* _Exercise prompt_
Pictures aside, quote the whole listing exactly.

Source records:
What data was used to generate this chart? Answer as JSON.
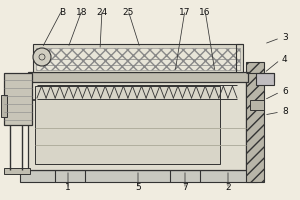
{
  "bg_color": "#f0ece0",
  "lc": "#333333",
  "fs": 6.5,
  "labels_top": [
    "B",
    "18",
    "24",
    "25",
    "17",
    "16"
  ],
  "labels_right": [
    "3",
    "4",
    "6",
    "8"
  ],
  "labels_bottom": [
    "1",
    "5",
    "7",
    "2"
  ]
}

* _Solution for this task_
What data was used to generate this chart? Answer as JSON.
{
  "bg_color": "#f0ece0",
  "lc": "#333333",
  "fs": 6.5,
  "labels_top": [
    "B",
    "18",
    "24",
    "25",
    "17",
    "16"
  ],
  "labels_right": [
    "3",
    "4",
    "6",
    "8"
  ],
  "labels_bottom": [
    "1",
    "5",
    "7",
    "2"
  ]
}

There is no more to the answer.